■ Exercise: Examine the entries below, count the lines holding the string "различных", and respond with the number only.

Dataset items
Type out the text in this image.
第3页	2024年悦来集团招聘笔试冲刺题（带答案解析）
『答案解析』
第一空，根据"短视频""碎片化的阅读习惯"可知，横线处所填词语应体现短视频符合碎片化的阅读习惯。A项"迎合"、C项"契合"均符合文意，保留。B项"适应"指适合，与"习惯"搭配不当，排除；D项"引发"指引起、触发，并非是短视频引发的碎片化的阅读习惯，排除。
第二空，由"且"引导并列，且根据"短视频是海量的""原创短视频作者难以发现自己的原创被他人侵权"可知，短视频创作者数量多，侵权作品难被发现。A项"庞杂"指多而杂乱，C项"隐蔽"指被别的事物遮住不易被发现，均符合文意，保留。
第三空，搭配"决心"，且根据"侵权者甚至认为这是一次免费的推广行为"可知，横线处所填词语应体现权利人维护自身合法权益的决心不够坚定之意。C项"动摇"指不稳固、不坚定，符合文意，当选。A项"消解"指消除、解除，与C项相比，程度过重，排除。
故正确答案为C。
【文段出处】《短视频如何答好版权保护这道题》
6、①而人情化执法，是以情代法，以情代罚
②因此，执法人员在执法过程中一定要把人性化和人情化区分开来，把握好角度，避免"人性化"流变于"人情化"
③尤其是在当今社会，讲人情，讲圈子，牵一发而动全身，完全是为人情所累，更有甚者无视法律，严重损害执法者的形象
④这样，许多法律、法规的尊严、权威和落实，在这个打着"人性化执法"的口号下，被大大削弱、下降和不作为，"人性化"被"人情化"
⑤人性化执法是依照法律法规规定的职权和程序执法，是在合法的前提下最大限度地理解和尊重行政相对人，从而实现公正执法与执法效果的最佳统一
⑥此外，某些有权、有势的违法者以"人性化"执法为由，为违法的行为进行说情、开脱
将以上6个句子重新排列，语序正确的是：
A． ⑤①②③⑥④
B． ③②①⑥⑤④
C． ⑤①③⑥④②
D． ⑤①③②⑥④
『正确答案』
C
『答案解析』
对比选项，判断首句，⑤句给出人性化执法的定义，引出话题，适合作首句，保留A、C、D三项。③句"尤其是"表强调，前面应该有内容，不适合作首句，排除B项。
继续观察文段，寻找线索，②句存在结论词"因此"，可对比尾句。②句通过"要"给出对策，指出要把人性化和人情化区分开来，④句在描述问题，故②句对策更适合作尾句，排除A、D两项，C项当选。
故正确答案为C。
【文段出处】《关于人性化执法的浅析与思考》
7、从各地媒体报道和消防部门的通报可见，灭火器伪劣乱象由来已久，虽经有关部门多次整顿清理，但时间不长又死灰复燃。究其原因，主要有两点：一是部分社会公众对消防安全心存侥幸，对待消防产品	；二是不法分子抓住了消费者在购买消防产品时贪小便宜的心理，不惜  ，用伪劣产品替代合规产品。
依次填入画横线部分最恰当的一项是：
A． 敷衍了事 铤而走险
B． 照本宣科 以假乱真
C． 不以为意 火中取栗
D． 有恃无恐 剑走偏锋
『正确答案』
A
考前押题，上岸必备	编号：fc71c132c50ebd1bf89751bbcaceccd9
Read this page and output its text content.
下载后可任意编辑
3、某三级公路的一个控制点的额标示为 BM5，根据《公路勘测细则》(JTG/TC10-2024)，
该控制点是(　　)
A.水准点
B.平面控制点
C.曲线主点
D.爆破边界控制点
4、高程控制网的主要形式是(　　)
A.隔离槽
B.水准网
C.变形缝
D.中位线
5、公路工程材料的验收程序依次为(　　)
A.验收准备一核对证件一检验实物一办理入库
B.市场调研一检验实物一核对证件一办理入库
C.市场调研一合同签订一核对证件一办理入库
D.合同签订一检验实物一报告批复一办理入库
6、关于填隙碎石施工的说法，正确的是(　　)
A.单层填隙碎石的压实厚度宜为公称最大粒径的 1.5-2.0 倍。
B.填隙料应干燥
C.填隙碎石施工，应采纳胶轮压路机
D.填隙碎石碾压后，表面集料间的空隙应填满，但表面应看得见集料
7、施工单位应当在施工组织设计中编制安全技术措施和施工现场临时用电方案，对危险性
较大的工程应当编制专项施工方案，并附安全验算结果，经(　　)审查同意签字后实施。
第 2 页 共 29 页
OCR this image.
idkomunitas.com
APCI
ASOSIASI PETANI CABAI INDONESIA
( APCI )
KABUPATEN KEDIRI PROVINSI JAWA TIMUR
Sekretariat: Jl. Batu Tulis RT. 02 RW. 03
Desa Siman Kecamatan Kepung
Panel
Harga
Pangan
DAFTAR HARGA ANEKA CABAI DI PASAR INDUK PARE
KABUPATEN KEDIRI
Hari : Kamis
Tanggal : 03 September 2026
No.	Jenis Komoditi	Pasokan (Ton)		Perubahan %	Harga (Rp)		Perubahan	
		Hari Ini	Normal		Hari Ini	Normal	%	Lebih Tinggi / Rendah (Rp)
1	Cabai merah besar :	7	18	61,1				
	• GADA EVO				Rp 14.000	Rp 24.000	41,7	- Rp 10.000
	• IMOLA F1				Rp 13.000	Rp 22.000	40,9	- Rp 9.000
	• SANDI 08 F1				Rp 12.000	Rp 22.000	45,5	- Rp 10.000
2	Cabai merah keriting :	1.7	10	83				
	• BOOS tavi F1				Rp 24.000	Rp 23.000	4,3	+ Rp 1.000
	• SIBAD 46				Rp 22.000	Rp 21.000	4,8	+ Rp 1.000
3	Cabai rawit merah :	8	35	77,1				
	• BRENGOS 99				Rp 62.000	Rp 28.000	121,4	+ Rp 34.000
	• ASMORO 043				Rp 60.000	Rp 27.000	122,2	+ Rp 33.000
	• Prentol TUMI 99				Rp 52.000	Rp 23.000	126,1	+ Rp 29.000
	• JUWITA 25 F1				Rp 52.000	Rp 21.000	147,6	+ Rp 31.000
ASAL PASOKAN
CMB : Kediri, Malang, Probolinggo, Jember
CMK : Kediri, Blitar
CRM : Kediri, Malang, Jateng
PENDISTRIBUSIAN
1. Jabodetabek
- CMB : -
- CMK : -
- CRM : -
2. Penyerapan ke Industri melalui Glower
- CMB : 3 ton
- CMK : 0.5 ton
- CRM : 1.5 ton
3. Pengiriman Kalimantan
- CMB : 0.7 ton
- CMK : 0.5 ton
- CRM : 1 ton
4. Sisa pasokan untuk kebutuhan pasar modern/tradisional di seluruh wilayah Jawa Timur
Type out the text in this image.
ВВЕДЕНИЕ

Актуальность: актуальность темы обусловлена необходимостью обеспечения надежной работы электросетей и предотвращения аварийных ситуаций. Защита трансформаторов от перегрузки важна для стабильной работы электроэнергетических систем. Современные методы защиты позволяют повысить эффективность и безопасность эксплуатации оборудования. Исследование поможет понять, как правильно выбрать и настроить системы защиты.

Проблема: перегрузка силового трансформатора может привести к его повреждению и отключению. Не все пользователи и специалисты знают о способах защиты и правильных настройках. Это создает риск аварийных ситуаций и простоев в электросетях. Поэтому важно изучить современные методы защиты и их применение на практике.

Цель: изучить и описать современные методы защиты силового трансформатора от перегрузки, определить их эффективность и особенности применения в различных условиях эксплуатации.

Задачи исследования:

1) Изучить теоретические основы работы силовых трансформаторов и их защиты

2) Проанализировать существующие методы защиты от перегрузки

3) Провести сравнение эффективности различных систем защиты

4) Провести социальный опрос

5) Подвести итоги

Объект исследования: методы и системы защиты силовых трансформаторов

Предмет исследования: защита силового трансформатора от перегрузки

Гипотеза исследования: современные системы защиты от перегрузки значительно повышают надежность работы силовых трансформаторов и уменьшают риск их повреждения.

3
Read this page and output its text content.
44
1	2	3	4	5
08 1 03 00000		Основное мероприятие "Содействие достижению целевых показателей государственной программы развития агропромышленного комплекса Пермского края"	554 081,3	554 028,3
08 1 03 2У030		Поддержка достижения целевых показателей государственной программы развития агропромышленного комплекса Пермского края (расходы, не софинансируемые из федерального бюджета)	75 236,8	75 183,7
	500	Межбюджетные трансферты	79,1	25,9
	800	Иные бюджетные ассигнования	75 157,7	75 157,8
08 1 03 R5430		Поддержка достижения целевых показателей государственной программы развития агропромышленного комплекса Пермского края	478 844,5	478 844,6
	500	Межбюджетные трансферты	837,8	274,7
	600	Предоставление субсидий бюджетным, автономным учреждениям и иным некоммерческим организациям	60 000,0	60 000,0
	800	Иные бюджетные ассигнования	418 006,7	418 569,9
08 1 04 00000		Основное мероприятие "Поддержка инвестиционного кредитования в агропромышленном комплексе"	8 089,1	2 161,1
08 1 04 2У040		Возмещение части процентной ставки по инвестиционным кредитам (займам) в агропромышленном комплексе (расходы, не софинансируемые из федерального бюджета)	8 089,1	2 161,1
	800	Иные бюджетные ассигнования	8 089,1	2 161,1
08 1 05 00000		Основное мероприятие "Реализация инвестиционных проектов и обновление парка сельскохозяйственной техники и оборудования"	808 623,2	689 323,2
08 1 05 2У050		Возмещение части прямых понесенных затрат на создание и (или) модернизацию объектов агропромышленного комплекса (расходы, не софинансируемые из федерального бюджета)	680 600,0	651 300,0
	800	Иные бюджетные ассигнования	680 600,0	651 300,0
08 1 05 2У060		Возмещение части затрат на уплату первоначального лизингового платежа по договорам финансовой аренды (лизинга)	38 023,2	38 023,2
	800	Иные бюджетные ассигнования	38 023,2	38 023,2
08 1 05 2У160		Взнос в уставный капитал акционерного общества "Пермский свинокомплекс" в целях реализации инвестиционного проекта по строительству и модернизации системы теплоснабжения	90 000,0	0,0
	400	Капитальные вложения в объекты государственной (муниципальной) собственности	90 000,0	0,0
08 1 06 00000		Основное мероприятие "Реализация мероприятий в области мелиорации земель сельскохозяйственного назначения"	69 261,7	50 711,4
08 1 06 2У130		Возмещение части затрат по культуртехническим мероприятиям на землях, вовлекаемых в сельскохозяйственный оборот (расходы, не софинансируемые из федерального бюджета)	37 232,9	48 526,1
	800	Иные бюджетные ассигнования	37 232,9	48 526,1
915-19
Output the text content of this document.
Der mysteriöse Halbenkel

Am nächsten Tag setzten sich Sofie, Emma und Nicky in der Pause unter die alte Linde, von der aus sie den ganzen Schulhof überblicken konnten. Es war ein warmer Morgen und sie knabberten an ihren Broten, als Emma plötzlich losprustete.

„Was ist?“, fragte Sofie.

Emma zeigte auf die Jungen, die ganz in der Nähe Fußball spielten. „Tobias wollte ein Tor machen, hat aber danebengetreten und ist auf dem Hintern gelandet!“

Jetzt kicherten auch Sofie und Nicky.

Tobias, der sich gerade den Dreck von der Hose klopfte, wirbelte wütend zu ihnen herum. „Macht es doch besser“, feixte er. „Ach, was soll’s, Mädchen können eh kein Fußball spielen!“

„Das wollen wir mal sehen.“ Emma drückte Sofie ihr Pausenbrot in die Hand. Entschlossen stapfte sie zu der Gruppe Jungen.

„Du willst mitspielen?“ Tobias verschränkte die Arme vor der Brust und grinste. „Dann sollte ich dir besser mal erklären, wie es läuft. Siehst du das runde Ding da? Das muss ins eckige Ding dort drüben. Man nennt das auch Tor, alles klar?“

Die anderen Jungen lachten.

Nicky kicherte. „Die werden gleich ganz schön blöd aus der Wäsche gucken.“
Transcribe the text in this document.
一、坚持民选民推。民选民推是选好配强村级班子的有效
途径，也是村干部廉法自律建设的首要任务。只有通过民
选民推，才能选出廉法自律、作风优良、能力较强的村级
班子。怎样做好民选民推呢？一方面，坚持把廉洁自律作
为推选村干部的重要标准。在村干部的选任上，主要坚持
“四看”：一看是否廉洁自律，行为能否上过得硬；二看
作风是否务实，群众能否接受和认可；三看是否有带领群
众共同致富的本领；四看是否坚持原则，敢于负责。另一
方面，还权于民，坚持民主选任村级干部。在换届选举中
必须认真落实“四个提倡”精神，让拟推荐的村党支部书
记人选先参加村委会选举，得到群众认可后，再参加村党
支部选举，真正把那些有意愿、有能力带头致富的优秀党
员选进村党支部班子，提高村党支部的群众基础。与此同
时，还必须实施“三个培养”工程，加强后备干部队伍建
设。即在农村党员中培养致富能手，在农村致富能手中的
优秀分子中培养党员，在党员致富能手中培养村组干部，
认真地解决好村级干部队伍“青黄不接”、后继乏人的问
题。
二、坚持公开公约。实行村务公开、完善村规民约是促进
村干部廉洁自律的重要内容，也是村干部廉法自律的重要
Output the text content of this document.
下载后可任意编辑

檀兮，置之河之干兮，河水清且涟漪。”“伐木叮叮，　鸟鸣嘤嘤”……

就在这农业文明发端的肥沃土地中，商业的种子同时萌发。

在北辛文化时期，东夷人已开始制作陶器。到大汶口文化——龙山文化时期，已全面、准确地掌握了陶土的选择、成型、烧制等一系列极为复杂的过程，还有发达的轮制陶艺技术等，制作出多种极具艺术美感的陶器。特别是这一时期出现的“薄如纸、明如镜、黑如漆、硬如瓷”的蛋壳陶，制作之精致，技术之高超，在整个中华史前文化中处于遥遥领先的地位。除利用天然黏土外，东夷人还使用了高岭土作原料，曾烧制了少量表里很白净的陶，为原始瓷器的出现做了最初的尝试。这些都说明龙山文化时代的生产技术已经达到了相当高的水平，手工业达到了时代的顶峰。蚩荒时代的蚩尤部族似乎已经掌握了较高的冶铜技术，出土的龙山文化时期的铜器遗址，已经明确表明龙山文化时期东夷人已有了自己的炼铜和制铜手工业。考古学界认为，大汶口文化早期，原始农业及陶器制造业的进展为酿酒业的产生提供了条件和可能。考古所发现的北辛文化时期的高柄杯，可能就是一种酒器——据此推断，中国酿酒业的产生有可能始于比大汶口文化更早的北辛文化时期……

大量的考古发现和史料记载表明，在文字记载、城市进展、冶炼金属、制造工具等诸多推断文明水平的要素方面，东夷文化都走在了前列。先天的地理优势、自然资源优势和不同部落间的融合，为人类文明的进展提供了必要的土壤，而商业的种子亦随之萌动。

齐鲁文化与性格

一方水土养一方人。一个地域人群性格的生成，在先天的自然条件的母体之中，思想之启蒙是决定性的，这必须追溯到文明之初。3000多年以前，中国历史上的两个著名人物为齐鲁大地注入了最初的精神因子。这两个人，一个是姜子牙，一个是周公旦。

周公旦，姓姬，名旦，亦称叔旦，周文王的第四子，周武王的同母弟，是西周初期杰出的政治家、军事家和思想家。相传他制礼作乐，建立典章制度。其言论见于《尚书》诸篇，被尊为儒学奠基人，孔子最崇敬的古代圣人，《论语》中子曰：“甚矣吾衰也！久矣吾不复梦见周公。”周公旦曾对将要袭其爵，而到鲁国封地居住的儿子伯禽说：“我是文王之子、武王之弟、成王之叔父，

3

■ Answer to the problem: 2